Given request: Each line that includes the string "十佳专利信息检索能手" counts once; give the total and nothing else.

Listed records:
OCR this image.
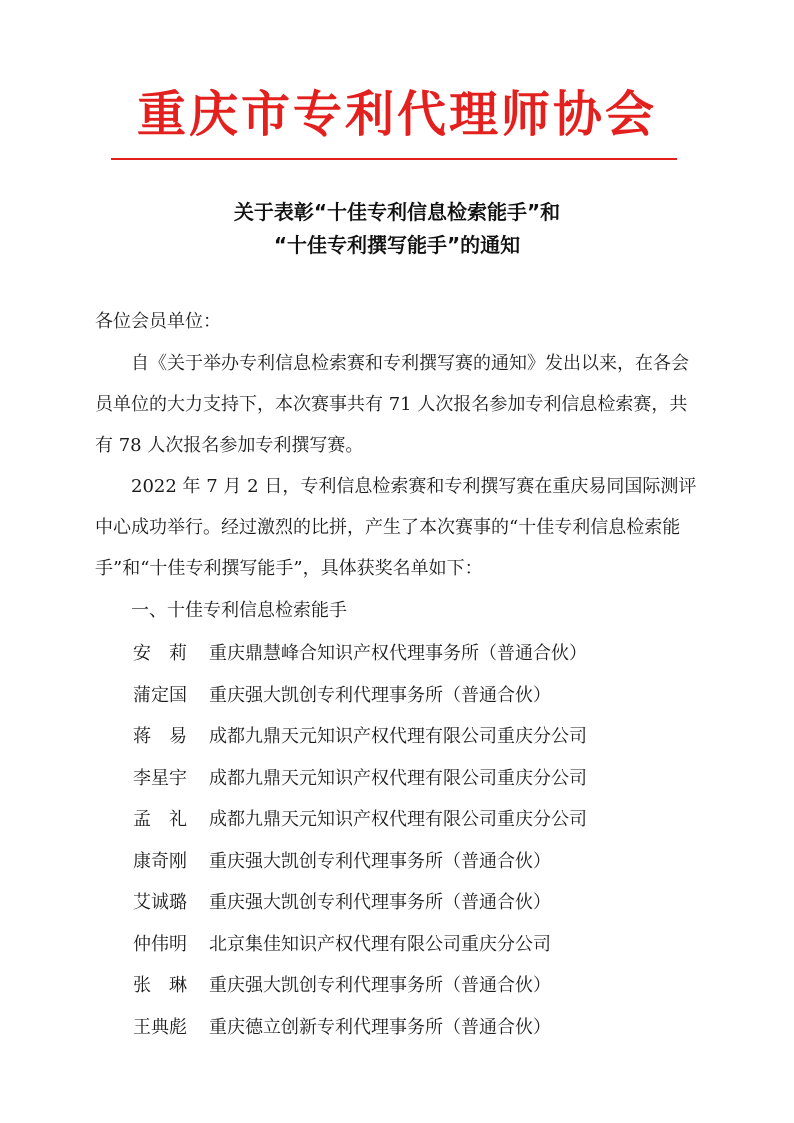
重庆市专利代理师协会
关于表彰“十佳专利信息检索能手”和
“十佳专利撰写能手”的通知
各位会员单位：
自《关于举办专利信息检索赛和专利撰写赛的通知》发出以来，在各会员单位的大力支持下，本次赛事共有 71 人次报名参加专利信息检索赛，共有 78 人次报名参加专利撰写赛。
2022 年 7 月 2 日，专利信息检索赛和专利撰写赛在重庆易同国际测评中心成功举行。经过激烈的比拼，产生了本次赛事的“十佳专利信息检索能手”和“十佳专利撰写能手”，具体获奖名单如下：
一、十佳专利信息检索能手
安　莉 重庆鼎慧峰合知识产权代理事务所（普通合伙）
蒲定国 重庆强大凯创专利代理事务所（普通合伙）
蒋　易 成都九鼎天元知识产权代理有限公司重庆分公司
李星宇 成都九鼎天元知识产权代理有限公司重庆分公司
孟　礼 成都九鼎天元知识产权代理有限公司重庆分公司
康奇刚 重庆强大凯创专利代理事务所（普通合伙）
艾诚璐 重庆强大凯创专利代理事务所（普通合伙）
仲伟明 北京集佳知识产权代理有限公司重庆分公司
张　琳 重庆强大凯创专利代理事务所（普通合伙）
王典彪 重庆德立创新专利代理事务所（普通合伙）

Solved problem: 3